[Problem requirements] Every line that holds "Servicios" should be shown.

───── Input for this task

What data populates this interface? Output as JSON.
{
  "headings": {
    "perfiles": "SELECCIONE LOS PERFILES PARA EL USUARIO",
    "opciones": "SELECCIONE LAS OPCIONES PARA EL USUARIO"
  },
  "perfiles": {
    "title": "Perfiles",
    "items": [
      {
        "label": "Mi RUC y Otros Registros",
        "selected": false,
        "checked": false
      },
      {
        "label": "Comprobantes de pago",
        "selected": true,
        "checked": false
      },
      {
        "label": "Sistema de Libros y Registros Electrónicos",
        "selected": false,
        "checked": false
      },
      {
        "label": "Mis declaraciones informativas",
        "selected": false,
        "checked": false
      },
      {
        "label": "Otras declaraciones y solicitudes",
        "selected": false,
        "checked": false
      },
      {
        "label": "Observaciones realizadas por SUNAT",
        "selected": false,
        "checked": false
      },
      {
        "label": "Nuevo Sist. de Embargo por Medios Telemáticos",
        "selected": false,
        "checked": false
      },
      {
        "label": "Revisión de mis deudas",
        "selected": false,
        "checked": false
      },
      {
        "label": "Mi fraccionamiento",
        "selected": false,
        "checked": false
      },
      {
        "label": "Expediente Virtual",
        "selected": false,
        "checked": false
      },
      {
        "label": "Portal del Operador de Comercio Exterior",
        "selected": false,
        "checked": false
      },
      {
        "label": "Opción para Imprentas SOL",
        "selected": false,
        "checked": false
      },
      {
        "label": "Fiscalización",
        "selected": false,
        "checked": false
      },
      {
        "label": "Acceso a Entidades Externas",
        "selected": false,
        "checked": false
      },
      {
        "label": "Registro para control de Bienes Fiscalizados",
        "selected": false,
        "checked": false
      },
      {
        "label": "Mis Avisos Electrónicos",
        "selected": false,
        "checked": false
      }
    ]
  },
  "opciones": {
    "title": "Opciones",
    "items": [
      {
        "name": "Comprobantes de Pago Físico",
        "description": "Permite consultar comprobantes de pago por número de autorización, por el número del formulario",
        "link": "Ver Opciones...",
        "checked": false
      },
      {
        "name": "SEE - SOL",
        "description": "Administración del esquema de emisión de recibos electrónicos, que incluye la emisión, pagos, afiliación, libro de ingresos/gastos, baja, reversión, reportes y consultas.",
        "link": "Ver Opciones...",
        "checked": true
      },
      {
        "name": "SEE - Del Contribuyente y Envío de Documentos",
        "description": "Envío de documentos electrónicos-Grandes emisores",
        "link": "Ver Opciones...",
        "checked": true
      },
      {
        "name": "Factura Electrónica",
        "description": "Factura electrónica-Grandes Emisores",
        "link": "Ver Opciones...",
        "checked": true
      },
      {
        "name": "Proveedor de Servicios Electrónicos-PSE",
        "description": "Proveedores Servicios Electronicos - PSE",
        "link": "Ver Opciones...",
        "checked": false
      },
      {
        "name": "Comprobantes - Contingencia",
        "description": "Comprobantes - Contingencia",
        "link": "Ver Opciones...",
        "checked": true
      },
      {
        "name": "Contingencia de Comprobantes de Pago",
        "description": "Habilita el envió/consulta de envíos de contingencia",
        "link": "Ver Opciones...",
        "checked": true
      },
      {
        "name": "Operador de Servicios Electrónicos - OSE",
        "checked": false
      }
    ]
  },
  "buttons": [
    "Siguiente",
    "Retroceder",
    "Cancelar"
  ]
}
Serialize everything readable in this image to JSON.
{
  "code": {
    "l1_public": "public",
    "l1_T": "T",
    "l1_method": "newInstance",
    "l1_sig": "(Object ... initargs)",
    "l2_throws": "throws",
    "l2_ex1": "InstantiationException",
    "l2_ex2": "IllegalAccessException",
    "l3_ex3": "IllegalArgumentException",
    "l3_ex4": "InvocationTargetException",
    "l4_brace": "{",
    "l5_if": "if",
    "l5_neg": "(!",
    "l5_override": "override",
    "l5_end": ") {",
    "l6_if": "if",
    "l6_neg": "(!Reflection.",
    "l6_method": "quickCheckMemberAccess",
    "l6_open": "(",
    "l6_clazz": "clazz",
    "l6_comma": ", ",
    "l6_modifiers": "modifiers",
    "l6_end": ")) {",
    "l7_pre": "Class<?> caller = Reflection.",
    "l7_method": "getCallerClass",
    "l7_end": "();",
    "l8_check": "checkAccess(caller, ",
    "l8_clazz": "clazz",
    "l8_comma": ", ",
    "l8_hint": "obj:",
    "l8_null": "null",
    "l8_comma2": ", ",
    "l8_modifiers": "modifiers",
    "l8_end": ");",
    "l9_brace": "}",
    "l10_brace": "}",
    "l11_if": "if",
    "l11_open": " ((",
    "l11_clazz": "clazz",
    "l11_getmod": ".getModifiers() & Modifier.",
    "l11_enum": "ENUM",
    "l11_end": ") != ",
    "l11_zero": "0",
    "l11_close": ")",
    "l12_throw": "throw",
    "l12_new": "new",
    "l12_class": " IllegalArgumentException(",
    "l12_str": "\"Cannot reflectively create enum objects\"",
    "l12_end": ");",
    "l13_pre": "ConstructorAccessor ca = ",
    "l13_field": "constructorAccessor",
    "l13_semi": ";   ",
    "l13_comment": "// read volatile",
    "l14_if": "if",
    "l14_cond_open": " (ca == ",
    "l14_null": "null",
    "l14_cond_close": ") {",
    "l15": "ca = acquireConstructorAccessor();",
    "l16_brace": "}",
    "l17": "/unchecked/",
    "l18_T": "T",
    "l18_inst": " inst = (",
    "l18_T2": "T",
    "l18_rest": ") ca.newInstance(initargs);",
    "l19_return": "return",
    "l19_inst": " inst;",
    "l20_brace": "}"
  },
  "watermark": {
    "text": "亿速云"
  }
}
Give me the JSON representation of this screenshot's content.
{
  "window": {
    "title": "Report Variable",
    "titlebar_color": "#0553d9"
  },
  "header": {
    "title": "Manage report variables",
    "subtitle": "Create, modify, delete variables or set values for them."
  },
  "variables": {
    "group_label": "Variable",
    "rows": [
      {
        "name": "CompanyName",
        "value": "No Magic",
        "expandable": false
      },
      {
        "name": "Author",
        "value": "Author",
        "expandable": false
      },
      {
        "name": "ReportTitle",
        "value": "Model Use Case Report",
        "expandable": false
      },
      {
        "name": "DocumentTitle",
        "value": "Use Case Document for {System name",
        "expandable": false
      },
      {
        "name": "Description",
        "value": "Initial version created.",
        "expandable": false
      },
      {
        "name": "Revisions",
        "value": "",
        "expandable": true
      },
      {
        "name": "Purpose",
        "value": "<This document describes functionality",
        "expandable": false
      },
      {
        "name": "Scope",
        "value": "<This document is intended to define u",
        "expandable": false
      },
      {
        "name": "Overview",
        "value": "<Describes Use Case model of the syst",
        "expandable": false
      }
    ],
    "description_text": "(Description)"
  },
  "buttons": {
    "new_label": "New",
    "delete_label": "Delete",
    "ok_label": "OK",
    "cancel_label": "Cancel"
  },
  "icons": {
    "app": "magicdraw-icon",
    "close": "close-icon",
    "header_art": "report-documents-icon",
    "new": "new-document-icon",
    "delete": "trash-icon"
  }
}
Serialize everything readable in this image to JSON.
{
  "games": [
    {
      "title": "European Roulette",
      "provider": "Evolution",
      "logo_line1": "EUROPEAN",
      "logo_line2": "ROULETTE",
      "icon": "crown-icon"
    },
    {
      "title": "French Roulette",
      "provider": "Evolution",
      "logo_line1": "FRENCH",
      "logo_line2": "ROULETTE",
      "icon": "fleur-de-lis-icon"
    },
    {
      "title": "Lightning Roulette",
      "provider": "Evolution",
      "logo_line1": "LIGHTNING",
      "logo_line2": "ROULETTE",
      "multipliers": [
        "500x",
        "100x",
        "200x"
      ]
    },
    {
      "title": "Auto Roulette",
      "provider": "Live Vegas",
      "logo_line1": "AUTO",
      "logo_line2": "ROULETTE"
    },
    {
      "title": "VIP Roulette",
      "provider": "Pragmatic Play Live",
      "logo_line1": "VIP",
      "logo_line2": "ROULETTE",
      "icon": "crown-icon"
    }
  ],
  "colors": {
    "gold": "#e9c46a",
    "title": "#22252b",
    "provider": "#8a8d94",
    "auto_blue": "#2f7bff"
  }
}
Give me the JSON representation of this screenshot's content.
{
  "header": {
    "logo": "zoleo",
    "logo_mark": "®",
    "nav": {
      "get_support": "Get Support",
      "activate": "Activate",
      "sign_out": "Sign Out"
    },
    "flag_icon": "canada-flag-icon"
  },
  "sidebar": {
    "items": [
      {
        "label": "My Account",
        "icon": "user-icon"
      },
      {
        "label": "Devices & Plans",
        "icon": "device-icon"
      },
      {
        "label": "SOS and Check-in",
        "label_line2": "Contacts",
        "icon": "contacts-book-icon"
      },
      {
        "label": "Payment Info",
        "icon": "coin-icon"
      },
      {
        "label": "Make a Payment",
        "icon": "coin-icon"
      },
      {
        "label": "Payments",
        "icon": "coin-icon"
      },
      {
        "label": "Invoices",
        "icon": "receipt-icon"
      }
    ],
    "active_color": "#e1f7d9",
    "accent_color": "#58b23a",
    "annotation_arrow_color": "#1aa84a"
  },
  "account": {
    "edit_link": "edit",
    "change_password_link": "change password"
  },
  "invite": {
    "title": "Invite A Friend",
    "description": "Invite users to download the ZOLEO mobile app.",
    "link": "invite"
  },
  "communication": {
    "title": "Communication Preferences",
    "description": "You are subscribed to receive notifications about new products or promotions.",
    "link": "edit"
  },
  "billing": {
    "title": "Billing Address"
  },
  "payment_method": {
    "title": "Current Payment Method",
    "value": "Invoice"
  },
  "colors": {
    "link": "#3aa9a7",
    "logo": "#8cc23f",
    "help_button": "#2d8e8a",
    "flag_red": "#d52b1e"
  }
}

──────────

[Problem solution]
        "name": "Proveedor de Servicios Electrónicos-PSE",
        "description": "Proveedores Servicios Electronicos - PSE",
        "name": "Operador de Servicios Electrónicos - OSE",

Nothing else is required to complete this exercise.